▸ **Supplied passage**
▼

| Dateline: September, 2000; Q1, 2008;
Q1, 2009
Use any reasonable definition of "Bear Market" and answer
the question:
Is the bull market that was born in the early 1980s, resting, broken, or
dead?
How many stocks are down, how far down from highs
made over 8 months ago, for how long, across how many industries? How many stocks
are up over the recent 6 months? Are the major headlining indices distorted due to
the algorithm used (that is, capitalization weighting) or the lemming-like focusing upon
specific groups of companies (one day from techs to consumer products, the next week from
consumer products to financial services, and so on)?
What would provide the unbiased observer the reason
to think any group or individual stock might go up?
Is it more likely that a given stock will go down or
up?
Are there divergences in related industry groups and
major indices?
When the markets correct will the narrow group of
tech winners expand to include the majority of stocks that have declined over the recent
period? Or will the irrational winners of recent months collapse and take the recent
losers down even more? In other words, when market psychology turns negative, will
that same psychology induce people to sell and then turn around and buy or will they be so
terrified that they are ecstatic to have salvaged their cash?
Regarding the narrowing cone selection process of
favor:
The universe of stocks in favor has been narrowing
into a cone for nearly a year. This focusing and narrowing has brought us to the
point of frenzy. The rule is:
-- Dump everything not in the favored genres.
-- Buy anything in the favored genres.
This explains the divergence seen in the indices. The
ultimate point is this process leads us along a chaotic path to the singularity of nothing
left to buy. What does that say about what to trade? Sell?
Regarding earnings:
What could make earnings increase over the
intermediate term other than technological efficiencies? Name an industry that has
pricing capability. Name an industry that is not over-staffed. Technology
companies are under-staffed with creative people, but suffer the same relative low
competence level as service industries, manufacturing, etc.

▲

▸ **Data supplied**
▼

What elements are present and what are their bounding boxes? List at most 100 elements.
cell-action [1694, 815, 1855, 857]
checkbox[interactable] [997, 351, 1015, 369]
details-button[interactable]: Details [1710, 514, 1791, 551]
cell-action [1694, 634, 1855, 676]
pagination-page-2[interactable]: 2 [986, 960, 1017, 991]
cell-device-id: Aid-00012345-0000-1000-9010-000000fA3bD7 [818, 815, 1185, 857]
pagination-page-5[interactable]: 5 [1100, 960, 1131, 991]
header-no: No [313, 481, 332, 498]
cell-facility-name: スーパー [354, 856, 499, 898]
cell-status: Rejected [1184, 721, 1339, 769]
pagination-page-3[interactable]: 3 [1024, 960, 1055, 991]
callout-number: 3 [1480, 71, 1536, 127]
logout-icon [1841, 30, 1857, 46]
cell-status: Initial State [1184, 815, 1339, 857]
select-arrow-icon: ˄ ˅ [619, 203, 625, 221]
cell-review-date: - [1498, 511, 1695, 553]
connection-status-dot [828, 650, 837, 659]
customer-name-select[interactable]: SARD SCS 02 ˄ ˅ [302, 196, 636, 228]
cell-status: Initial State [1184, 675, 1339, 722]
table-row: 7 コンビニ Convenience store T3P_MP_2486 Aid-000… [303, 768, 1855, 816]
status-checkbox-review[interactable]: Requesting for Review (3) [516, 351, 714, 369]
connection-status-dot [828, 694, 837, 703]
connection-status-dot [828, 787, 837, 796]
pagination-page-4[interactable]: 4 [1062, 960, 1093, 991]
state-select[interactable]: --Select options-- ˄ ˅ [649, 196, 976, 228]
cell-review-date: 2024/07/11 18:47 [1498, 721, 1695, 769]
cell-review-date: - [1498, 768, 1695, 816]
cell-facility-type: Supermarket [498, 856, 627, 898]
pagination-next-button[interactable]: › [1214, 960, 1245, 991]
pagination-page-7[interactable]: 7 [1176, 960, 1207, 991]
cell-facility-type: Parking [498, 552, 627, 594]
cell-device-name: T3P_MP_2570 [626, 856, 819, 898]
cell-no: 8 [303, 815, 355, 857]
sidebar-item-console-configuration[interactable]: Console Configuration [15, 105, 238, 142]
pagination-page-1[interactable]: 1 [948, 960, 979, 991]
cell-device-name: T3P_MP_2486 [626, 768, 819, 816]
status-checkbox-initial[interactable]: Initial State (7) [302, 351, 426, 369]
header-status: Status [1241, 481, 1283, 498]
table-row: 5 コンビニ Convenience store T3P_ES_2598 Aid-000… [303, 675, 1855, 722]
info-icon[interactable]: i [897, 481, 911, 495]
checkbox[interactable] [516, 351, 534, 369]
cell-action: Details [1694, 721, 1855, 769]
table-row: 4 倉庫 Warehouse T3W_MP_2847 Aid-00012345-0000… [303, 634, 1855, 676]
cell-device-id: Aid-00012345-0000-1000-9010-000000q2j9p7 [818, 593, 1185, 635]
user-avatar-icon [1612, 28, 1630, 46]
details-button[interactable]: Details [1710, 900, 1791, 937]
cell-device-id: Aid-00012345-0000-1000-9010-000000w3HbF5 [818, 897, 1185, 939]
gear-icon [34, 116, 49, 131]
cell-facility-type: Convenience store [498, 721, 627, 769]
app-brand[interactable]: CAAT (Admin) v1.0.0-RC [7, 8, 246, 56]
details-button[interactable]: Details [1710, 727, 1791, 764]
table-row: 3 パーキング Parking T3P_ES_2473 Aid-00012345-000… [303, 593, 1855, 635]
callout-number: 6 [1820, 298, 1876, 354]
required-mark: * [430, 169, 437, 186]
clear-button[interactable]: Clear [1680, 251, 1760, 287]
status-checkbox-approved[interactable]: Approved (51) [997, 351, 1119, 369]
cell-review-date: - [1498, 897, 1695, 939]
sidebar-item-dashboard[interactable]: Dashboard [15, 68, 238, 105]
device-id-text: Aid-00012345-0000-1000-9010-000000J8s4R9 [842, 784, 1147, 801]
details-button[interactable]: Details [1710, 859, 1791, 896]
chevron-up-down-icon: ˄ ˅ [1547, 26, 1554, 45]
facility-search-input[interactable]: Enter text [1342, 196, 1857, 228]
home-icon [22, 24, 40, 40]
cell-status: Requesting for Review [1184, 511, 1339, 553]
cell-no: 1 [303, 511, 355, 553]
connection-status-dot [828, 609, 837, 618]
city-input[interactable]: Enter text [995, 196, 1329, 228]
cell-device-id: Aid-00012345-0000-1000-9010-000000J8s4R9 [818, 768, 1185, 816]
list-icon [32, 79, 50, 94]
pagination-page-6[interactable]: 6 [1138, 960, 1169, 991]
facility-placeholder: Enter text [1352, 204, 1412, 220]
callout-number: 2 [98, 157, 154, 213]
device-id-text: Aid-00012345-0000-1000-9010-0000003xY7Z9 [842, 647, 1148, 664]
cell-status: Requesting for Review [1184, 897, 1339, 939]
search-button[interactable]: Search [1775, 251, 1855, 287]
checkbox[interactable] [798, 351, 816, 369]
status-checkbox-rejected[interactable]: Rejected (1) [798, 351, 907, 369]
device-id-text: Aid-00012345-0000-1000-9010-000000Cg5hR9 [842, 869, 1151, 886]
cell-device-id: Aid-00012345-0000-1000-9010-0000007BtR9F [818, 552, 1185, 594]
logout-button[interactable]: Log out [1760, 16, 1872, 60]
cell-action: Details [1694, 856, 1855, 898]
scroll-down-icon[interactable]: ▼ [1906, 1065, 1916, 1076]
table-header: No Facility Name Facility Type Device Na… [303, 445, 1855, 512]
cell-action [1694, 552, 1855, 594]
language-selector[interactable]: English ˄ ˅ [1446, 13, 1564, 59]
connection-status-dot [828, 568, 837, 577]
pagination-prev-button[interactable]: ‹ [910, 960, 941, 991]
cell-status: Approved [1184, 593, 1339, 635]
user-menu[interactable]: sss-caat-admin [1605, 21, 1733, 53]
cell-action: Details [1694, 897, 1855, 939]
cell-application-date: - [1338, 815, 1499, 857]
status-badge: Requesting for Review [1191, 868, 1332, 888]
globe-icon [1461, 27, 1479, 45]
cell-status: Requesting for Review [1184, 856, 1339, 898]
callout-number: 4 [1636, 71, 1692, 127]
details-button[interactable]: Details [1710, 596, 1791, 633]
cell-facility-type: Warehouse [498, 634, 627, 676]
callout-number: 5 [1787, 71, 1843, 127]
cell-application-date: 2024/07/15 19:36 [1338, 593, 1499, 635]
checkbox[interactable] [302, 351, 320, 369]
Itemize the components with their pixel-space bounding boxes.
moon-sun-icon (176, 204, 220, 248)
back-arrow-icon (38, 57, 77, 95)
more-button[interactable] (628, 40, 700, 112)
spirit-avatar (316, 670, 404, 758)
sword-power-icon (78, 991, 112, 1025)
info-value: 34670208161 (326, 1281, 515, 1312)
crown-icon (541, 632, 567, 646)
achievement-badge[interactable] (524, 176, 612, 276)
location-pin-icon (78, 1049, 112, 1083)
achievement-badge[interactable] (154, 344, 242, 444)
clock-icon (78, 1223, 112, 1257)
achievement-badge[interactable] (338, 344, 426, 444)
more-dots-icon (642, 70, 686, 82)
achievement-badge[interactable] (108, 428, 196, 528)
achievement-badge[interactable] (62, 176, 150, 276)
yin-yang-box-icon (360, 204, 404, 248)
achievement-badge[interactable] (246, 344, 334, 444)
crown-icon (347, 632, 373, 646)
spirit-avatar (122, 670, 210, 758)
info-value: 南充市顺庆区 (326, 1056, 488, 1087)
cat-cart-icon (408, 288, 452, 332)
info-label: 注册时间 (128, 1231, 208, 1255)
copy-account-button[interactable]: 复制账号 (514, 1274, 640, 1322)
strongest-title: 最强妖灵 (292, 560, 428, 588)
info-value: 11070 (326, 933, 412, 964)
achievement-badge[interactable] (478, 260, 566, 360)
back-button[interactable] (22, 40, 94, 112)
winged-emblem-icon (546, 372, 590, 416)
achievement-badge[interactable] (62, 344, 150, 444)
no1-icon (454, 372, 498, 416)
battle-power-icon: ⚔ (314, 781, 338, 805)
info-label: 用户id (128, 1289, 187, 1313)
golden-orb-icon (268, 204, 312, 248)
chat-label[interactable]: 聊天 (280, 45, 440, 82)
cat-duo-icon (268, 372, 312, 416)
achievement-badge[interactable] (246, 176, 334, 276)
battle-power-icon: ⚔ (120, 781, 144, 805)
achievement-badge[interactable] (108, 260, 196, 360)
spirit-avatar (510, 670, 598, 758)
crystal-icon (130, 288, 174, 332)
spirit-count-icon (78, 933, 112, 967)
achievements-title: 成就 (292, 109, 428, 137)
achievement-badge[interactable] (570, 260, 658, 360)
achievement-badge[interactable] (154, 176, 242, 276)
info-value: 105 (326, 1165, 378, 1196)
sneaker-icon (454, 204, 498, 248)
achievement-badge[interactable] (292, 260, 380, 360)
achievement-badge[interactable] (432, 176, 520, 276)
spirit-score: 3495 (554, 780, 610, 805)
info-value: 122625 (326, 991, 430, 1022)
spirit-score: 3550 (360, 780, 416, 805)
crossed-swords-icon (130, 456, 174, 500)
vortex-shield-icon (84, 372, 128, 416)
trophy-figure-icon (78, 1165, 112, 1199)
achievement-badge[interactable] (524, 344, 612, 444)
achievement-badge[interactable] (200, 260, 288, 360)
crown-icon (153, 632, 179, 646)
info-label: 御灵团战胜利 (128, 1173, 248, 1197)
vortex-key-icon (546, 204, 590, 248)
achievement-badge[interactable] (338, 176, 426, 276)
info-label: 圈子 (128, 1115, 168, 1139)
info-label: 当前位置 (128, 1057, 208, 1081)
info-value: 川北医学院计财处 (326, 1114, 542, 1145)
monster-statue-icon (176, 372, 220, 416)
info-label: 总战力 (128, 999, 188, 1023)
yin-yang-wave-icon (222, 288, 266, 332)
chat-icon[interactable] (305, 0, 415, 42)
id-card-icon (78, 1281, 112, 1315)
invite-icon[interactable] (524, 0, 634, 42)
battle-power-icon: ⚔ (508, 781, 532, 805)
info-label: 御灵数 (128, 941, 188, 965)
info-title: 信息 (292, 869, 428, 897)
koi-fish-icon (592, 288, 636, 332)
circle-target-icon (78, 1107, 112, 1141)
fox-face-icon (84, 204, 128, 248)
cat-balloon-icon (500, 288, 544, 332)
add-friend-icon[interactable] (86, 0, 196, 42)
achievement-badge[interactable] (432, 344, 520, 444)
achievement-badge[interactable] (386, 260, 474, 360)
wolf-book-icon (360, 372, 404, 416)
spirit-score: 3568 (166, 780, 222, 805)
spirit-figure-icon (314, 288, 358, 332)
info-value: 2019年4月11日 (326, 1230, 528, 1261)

▲

▸ **Problem set**
1. In the bear market passage, what does the text say accounts for the divergence seen in the indices? Answer in one to three sentences.
2. Proceed with the bear market passage, starting right after its last sentence about technology companies.

▸ **Replies**
1. The divergence comes from the narrowing-cone selection process, in which the universe of favored stocks has been shrinking for nearly a year. Its rule is to dump everything not in the favored genres and buy anything in them.

2.
Regarding costs of production:
How much more can companies cut costs? Can unit
volume increase and thus cut cost per unit much more? If the macro consumer-driven
economy slows and layoffs occur, who will purchase those increased unit volumes and at
what prices?
Regarding stock yields:
Cash and bonds offer attractive opportunities
relative to stocks. But they are not in favor --- not fun nor sexy.
Regarding psychology:
Is real estate overvalued? That is, has it had
a rapid increase relative to rational demand? Will interest rates increase and buyer
attitudes cool and cause a slowdown? What if potential buyers hole up ---
stay put? Does the railroad train then slow with a derailment of some cars in
the middle and rear?
Regarding commodity prices:
Are there more people needing more food? Why
are commodity prices hitting new lows and many at multi-year lows. What is the
potential for oil prices to damage the perfect equation of the macro economy?
Regarding the Phillips curve:
Why did the Phillips curve work best and only really
work in the USA? Note it worked as a rational, high-level explanation.
Obviously it worked because it is the purest implementation of capitalism! Elsewhere
there have been wage and price controls, commodity shortages and oligopolies.
Regarding actual unemployment:
How is unemployment measured? What elements are
measured?
Are all people being counted and categorized as
either employed or unemployed? Have there always existed so many home-workers and non-full
time workers?
Are there more "comfortably welI-off"
people not working, but still consuming? Are these people unemployed; are they
employed as consumers? Where do welfare and other entitlement payments that add to
consumerism fit? They do fuel this consumer-driven economy.
If adults and children receive entitlements and spend
those billions of dollars are they consumers? Are they employed?
Inflation is dead -- this time for sure,
again:
The CPI and other indicators
including grocery and automobile shopping verify the lack of producer pricing control.
Oil spurts upward quickly, but then retreats (for political and business reasons).
How about that tobacco stuff? Well, that is so politically incorrect that we
can just pretend it is transparent -- as transparent as a brick wall is to a
blind man.
But look at financial assets and the
quasi-financial asset, the primary residence as measured by rents and mortgages.
These two classes of assets have disproportionately exploded in a massive inflationary
move. They have inflated so much as to have taken over a disproportionately large
portion of the consumer's economic pie and his economic interest. With stocks and
real estate so much fun to buy from our Internet keyboards, who has time for other
pastimes? There is no tolerance on the part of the consumer to 'pay-up' for a pizza,
apples and shaving cream.
Inflation is thriving in the
financial and housing markets. These market items are important in civilized life
but have become disproportionately large in today's economic pie. The equilibrium
will return. Results will be consistent with other inflationary moves.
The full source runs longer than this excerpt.